(DO THIS): Retype the data below without altering anything.

(SOURCE RECORDS):
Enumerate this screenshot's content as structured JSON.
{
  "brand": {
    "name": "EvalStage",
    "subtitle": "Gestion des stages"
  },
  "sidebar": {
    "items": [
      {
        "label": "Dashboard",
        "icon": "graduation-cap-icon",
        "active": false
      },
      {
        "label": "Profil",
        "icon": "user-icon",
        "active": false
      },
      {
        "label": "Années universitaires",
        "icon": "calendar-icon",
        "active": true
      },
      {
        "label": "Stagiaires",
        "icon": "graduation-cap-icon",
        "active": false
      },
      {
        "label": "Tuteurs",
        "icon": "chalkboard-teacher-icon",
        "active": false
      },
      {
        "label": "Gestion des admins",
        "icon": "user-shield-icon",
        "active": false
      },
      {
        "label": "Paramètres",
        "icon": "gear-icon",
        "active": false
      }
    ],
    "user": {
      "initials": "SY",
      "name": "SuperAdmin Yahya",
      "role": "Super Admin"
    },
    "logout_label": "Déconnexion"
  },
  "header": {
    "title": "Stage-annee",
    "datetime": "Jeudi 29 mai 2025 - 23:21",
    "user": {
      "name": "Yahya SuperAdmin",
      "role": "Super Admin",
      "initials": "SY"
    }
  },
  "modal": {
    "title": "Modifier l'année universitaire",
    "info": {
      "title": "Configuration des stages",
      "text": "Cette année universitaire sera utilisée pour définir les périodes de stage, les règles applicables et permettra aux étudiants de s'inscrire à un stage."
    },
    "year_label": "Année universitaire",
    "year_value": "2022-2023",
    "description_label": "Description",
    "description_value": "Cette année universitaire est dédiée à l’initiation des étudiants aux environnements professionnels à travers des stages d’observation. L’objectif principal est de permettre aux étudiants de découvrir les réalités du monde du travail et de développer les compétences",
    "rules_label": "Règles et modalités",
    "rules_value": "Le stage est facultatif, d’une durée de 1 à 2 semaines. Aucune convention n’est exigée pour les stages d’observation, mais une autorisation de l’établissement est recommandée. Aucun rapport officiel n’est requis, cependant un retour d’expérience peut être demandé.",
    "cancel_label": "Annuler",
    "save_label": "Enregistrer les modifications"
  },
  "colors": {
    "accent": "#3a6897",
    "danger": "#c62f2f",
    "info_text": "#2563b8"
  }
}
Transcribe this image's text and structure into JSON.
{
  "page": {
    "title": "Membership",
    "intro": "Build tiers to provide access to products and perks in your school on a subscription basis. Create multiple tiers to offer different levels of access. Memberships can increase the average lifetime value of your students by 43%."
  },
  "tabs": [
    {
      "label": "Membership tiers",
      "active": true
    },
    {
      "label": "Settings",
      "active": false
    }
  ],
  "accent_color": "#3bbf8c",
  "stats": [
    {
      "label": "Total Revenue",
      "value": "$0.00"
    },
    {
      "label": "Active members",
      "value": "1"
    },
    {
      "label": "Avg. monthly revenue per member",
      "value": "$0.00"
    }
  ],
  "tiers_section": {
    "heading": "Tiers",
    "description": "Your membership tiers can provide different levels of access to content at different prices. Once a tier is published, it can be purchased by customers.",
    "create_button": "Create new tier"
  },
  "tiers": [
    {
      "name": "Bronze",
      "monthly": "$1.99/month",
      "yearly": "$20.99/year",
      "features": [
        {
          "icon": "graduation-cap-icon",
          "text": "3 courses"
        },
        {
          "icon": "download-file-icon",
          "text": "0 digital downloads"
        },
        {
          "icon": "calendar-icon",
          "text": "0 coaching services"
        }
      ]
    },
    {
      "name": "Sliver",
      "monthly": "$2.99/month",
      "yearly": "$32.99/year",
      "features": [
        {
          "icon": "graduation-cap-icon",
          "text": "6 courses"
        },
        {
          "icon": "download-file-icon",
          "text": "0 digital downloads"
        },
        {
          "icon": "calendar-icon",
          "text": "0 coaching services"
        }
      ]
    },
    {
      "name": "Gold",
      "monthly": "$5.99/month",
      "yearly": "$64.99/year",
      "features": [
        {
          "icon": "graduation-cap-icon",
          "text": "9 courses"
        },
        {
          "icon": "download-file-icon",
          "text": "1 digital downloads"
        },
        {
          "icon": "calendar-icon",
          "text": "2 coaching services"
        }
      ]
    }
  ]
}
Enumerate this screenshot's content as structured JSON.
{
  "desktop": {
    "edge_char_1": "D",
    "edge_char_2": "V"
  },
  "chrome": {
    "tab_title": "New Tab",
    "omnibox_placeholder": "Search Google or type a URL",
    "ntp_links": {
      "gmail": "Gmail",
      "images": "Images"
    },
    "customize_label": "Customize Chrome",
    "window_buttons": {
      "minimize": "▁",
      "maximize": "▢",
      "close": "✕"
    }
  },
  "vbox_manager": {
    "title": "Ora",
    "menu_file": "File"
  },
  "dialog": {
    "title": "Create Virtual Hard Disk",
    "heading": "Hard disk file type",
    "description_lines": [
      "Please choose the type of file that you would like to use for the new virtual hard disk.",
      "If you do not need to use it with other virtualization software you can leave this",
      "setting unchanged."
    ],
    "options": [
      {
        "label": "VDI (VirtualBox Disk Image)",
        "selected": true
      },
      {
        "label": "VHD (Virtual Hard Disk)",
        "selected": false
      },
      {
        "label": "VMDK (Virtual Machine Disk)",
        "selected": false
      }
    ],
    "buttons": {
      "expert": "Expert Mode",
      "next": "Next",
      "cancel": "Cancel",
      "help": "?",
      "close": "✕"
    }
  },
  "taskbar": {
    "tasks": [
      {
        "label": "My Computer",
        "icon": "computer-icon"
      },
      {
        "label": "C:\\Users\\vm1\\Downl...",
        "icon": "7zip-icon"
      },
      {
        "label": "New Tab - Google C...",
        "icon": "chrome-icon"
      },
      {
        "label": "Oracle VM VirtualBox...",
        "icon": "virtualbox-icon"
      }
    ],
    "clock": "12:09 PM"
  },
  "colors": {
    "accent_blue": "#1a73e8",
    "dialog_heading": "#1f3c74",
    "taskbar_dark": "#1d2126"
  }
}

(WRITTEN RESPONSE):
Enumerate this screenshot's content as structured JSON.
{
  "brand": {
    "name": "EvalStage",
    "subtitle": "Gestion des stages"
  },
  "sidebar": {
    "items": [
      {
        "label": "Dashboard",
        "icon": "graduation-cap-icon",
        "active": false
      },
      {
        "label": "Profil",
        "icon": "user-icon",
        "active": false
      },
      {
        "label": "Années universitaires",
        "icon": "calendar-icon",
        "active": true
      },
      {
        "label": "Stagiaires",
        "icon": "graduation-cap-icon",
        "active": false
      },
      {
        "label": "Tuteurs",
        "icon": "chalkboard-teacher-icon",
        "active": false
      },
      {
        "label": "Gestion des admins",
        "icon": "user-shield-icon",
        "active": false
      },
      {
        "label": "Paramètres",
        "icon": "gear-icon",
        "active": false
      }
    ],
    "user": {
      "initials": "SY",
      "name": "SuperAdmin Yahya",
      "role": "Super Admin"
    },
    "logout_label": "Déconnexion"
  },
  "header": {
    "title": "Stage-annee",
    "datetime": "Jeudi 29 mai 2025 - 23:21",
    "user": {
      "name": "Yahya SuperAdmin",
      "role": "Super Admin",
      "initials": "SY"
    }
  },
  "modal": {
    "title": "Modifier l'année universitaire",
    "info": {
      "title": "Configuration des stages",
      "text": "Cette année universitaire sera utilisée pour définir les périodes de stage, les règles applicables et permettra aux étudiants de s'inscrire à un stage."
    },
    "year_label": "Année universitaire",
    "year_value": "2022-2023",
    "description_label": "Description",
    "description_value": "Cette année universitaire est dédiée à l’initiation des étudiants aux environnements professionnels à travers des stages d’observation. L’objectif principal est de permettre aux étudiants de découvrir les réalités du monde du travail et de développer les compétences",
    "rules_label": "Règles et modalités",
    "rules_value": "Le stage est facultatif, d’une durée de 1 à 2 semaines. Aucune convention n’est exigée pour les stages d’observation, mais une autorisation de l’établissement est recommandée. Aucun rapport officiel n’est requis, cependant un retour d’expérience peut être demandé.",
    "cancel_label": "Annuler",
    "save_label": "Enregistrer les modifications"
  },
  "colors": {
    "accent": "#3a6897",
    "danger": "#c62f2f",
    "info_text": "#2563b8"
  }
}
Transcribe this image's text and structure into JSON.
{
  "page": {
    "title": "Membership",
    "intro": "Build tiers to provide access to products and perks in your school on a subscription basis. Create multiple tiers to offer different levels of access. Memberships can increase the average lifetime value of your students by 43%."
  },
  "tabs": [
    {
      "label": "Membership tiers",
      "active": true
    },
    {
      "label": "Settings",
      "active": false
    }
  ],
  "accent_color": "#3bbf8c",
  "stats": [
    {
      "label": "Total Revenue",
      "value": "$0.00"
    },
    {
      "label": "Active members",
      "value": "1"
    },
    {
      "label": "Avg. monthly revenue per member",
      "value": "$0.00"
    }
  ],
  "tiers_section": {
    "heading": "Tiers",
    "description": "Your membership tiers can provide different levels of access to content at different prices. Once a tier is published, it can be purchased by customers.",
    "create_button": "Create new tier"
  },
  "tiers": [
    {
      "name": "Bronze",
      "monthly": "$1.99/month",
      "yearly": "$20.99/year",
      "features": [
        {
          "icon": "graduation-cap-icon",
          "text": "3 courses"
        },
        {
          "icon": "download-file-icon",
          "text": "0 digital downloads"
        },
        {
          "icon": "calendar-icon",
          "text": "0 coaching services"
        }
      ]
    },
    {
      "name": "Sliver",
      "monthly": "$2.99/month",
      "yearly": "$32.99/year",
      "features": [
        {
          "icon": "graduation-cap-icon",
          "text": "6 courses"
        },
        {
          "icon": "download-file-icon",
          "text": "0 digital downloads"
        },
        {
          "icon": "calendar-icon",
          "text": "0 coaching services"
        }
      ]
    },
    {
      "name": "Gold",
      "monthly": "$5.99/month",
      "yearly": "$64.99/year",
      "features": [
        {
          "icon": "graduation-cap-icon",
          "text": "9 courses"
        },
        {
          "icon": "download-file-icon",
          "text": "1 digital downloads"
        },
        {
          "icon": "calendar-icon",
          "text": "2 coaching services"
        }
      ]
    }
  ]
}
Enumerate this screenshot's content as structured JSON.
{
  "desktop": {
    "edge_char_1": "D",
    "edge_char_2": "V"
  },
  "chrome": {
    "tab_title": "New Tab",
    "omnibox_placeholder": "Search Google or type a URL",
    "ntp_links": {
      "gmail": "Gmail",
      "images": "Images"
    },
    "customize_label": "Customize Chrome",
    "window_buttons": {
      "minimize": "▁",
      "maximize": "▢",
      "close": "✕"
    }
  },
  "vbox_manager": {
    "title": "Ora",
    "menu_file": "File"
  },
  "dialog": {
    "title": "Create Virtual Hard Disk",
    "heading": "Hard disk file type",
    "description_lines": [
      "Please choose the type of file that you would like to use for the new virtual hard disk.",
      "If you do not need to use it with other virtualization software you can leave this",
      "setting unchanged."
    ],
    "options": [
      {
        "label": "VDI (VirtualBox Disk Image)",
        "selected": true
      },
      {
        "label": "VHD (Virtual Hard Disk)",
        "selected": false
      },
      {
        "label": "VMDK (Virtual Machine Disk)",
        "selected": false
      }
    ],
    "buttons": {
      "expert": "Expert Mode",
      "next": "Next",
      "cancel": "Cancel",
      "help": "?",
      "close": "✕"
    }
  },
  "taskbar": {
    "tasks": [
      {
        "label": "My Computer",
        "icon": "computer-icon"
      },
      {
        "label": "C:\\Users\\vm1\\Downl...",
        "icon": "7zip-icon"
      },
      {
        "label": "New Tab - Google C...",
        "icon": "chrome-icon"
      },
      {
        "label": "Oracle VM VirtualBox...",
        "icon": "virtualbox-icon"
      }
    ],
    "clock": "12:09 PM"
  },
  "colors": {
    "accent_blue": "#1a73e8",
    "dialog_heading": "#1f3c74",
    "taskbar_dark": "#1d2126"
  }
}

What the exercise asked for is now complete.